> **Problem statement**
Do any lines in the data below contain "this"? If so, copy every one of them.

> **Records for the exercise**
########
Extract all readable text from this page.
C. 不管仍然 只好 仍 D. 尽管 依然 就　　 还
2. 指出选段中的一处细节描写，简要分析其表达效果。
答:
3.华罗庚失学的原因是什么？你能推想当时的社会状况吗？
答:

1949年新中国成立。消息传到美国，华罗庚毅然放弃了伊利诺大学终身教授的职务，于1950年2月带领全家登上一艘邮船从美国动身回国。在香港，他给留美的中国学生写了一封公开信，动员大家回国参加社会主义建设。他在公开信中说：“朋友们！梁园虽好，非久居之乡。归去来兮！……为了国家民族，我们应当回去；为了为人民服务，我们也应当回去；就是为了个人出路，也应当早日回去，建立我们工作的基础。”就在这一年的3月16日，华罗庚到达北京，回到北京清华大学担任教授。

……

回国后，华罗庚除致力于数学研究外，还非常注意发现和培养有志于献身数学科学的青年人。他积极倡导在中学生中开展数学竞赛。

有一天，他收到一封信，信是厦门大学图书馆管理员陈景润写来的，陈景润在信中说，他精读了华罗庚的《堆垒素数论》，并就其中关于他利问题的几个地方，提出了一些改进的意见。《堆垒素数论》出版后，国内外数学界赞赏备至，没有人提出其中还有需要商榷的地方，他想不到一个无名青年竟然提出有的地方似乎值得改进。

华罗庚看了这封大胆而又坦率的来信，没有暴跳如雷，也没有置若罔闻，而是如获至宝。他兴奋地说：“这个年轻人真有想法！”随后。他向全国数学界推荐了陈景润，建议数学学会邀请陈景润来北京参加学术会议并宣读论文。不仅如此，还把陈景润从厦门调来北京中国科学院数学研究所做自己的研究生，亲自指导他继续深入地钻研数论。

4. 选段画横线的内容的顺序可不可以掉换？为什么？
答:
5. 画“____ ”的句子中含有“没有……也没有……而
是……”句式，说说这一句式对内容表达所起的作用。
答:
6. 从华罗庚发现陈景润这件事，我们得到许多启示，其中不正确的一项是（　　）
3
########
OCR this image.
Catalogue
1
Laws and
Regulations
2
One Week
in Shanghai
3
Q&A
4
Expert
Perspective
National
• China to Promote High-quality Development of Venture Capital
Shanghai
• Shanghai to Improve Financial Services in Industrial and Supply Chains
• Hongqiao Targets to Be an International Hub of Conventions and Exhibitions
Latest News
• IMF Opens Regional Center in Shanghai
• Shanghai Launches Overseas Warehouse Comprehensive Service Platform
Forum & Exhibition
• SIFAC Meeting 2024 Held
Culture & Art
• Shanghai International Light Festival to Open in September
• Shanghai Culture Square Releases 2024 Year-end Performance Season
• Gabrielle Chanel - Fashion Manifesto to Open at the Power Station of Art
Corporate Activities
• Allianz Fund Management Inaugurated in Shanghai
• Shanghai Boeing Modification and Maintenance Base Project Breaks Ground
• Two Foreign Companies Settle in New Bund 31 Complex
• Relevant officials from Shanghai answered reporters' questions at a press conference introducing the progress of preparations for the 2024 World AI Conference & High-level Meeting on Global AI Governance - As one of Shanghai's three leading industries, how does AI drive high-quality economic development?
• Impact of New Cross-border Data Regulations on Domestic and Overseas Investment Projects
########
> **Written response**
Extract all readable text from this page.
OCR this image.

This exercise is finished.